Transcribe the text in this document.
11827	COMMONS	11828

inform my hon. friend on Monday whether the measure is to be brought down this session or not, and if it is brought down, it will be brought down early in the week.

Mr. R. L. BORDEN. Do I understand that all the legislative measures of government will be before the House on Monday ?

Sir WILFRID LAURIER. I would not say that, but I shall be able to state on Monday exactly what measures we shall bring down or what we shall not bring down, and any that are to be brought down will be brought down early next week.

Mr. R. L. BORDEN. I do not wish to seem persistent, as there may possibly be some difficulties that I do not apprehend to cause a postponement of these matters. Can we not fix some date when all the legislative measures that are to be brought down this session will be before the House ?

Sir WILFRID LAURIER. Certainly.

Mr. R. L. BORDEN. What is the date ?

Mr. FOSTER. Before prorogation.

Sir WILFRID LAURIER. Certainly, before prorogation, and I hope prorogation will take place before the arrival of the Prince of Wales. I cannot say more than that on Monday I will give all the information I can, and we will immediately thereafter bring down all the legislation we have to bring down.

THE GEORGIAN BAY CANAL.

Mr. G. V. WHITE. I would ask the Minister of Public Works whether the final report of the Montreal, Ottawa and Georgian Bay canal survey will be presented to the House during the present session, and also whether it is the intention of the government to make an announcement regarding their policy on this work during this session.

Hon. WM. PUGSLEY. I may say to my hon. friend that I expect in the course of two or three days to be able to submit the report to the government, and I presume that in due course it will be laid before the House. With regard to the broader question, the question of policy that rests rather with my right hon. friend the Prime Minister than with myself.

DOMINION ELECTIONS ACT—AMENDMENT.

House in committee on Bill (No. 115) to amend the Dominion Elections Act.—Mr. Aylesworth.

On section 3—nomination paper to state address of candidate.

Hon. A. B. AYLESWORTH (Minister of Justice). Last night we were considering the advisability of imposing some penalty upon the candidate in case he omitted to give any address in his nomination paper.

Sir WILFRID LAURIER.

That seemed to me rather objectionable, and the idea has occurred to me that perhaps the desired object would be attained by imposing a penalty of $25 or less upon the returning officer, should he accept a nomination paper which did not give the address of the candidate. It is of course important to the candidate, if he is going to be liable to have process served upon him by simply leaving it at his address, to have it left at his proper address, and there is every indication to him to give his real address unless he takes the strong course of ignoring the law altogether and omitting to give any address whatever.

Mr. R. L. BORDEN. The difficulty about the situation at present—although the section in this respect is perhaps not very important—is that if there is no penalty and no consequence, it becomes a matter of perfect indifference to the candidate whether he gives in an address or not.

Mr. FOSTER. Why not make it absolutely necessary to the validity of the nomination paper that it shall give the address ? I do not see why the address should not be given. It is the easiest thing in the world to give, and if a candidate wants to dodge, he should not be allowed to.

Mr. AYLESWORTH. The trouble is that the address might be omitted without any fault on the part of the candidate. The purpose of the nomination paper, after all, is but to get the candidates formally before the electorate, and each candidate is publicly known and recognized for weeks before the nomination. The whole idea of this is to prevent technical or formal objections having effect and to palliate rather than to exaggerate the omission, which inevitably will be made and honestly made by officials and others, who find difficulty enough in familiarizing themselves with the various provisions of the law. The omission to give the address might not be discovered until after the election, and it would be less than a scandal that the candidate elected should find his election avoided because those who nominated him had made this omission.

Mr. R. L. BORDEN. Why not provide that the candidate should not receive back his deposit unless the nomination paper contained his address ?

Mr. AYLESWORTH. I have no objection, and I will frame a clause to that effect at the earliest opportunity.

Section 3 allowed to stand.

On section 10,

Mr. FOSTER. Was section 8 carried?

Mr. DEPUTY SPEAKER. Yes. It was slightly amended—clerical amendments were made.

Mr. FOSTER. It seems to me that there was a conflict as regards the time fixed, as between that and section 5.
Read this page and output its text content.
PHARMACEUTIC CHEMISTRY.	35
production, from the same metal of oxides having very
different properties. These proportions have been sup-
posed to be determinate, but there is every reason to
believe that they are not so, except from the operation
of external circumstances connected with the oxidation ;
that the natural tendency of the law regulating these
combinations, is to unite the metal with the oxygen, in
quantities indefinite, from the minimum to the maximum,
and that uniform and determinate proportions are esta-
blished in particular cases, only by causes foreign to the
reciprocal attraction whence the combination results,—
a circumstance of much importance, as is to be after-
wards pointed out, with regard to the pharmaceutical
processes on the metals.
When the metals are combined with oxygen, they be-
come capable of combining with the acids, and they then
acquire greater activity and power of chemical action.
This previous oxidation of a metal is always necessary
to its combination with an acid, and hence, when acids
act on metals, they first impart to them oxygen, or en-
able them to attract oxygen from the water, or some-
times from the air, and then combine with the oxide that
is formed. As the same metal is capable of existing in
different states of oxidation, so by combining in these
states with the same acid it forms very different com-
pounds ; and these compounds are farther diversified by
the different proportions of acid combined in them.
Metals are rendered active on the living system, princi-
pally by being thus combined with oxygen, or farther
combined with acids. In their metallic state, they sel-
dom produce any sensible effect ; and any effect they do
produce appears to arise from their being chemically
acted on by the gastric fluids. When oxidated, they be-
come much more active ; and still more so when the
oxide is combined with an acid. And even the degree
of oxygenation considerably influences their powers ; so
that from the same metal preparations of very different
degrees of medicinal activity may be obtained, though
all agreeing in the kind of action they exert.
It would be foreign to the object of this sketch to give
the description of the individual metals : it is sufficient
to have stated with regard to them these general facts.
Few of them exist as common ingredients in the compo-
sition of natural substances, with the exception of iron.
::::
## The task
Copy each entry exactly, with nothing added or dropped.

## Result for this task
Transcribe the text in this document.
11827	COMMONS	11828

inform my hon. friend on Monday whether the measure is to be brought down this session or not, and if it is brought down, it will be brought down early in the week.

Mr. R. L. BORDEN. Do I understand that all the legislative measures of government will be before the House on Monday ?

Sir WILFRID LAURIER. I would not say that, but I shall be able to state on Monday exactly what measures we shall bring down or what we shall not bring down, and any that are to be brought down will be brought down early next week.

Mr. R. L. BORDEN. I do not wish to seem persistent, as there may possibly be some difficulties that I do not apprehend to cause a postponement of these matters. Can we not fix some date when all the legislative measures that are to be brought down this session will be before the House ?

Sir WILFRID LAURIER. Certainly.

Mr. R. L. BORDEN. What is the date ?

Mr. FOSTER. Before prorogation.

Sir WILFRID LAURIER. Certainly, before prorogation, and I hope prorogation will take place before the arrival of the Prince of Wales. I cannot say more than that on Monday I will give all the information I can, and we will immediately thereafter bring down all the legislation we have to bring down.

THE GEORGIAN BAY CANAL.

Mr. G. V. WHITE. I would ask the Minister of Public Works whether the final report of the Montreal, Ottawa and Georgian Bay canal survey will be presented to the House during the present session, and also whether it is the intention of the government to make an announcement regarding their policy on this work during this session.

Hon. WM. PUGSLEY. I may say to my hon. friend that I expect in the course of two or three days to be able to submit the report to the government, and I presume that in due course it will be laid before the House. With regard to the broader question, the question of policy that rests rather with my right hon. friend the Prime Minister than with myself.

DOMINION ELECTIONS ACT—AMENDMENT.

House in committee on Bill (No. 115) to amend the Dominion Elections Act.—Mr. Aylesworth.

On section 3—nomination paper to state address of candidate.

Hon. A. B. AYLESWORTH (Minister of Justice). Last night we were considering the advisability of imposing some penalty upon the candidate in case he omitted to give any address in his nomination paper.

Sir WILFRID LAURIER.

That seemed to me rather objectionable, and the idea has occurred to me that perhaps the desired object would be attained by imposing a penalty of $25 or less upon the returning officer, should he accept a nomination paper which did not give the address of the candidate. It is of course important to the candidate, if he is going to be liable to have process served upon him by simply leaving it at his address, to have it left at his proper address, and there is every indication to him to give his real address unless he takes the strong course of ignoring the law altogether and omitting to give any address whatever.

Mr. R. L. BORDEN. The difficulty about the situation at present—although the section in this respect is perhaps not very important—is that if there is no penalty and no consequence, it becomes a matter of perfect indifference to the candidate whether he gives in an address or not.

Mr. FOSTER. Why not make it absolutely necessary to the validity of the nomination paper that it shall give the address ? I do not see why the address should not be given. It is the easiest thing in the world to give, and if a candidate wants to dodge, he should not be allowed to.

Mr. AYLESWORTH. The trouble is that the address might be omitted without any fault on the part of the candidate. The purpose of the nomination paper, after all, is but to get the candidates formally before the electorate, and each candidate is publicly known and recognized for weeks before the nomination. The whole idea of this is to prevent technical or formal objections having effect and to palliate rather than to exaggerate the omission, which inevitably will be made and honestly made by officials and others, who find difficulty enough in familiarizing themselves with the various provisions of the law. The omission to give the address might not be discovered until after the election, and it would be less than a scandal that the candidate elected should find his election avoided because those who nominated him had made this omission.

Mr. R. L. BORDEN. Why not provide that the candidate should not receive back his deposit unless the nomination paper contained his address ?

Mr. AYLESWORTH. I have no objection, and I will frame a clause to that effect at the earliest opportunity.

Section 3 allowed to stand.

On section 10,

Mr. FOSTER. Was section 8 carried?

Mr. DEPUTY SPEAKER. Yes. It was slightly amended—clerical amendments were made.

Mr. FOSTER. It seems to me that there was a conflict as regards the time fixed, as between that and section 5.
Read this page and output its text content.
PHARMACEUTIC CHEMISTRY.	35
production, from the same metal of oxides having very
different properties. These proportions have been sup-
posed to be determinate, but there is every reason to
believe that they are not so, except from the operation
of external circumstances connected with the oxidation ;
that the natural tendency of the law regulating these
combinations, is to unite the metal with the oxygen, in
quantities indefinite, from the minimum to the maximum,
and that uniform and determinate proportions are esta-
blished in particular cases, only by causes foreign to the
reciprocal attraction whence the combination results,—
a circumstance of much importance, as is to be after-
wards pointed out, with regard to the pharmaceutical
processes on the metals.
When the metals are combined with oxygen, they be-
come capable of combining with the acids, and they then
acquire greater activity and power of chemical action.
This previous oxidation of a metal is always necessary
to its combination with an acid, and hence, when acids
act on metals, they first impart to them oxygen, or en-
able them to attract oxygen from the water, or some-
times from the air, and then combine with the oxide that
is formed. As the same metal is capable of existing in
different states of oxidation, so by combining in these
states with the same acid it forms very different com-
pounds ; and these compounds are farther diversified by
the different proportions of acid combined in them.
Metals are rendered active on the living system, princi-
pally by being thus combined with oxygen, or farther
combined with acids. In their metallic state, they sel-
dom produce any sensible effect ; and any effect they do
produce appears to arise from their being chemically
acted on by the gastric fluids. When oxidated, they be-
come much more active ; and still more so when the
oxide is combined with an acid. And even the degree
of oxygenation considerably influences their powers ; so
that from the same metal preparations of very different
degrees of medicinal activity may be obtained, though
all agreeing in the kind of action they exert.
It would be foreign to the object of this sketch to give
the description of the individual metals : it is sufficient
to have stated with regard to them these general facts.
Few of them exist as common ingredients in the compo-
sition of natural substances, with the exception of iron.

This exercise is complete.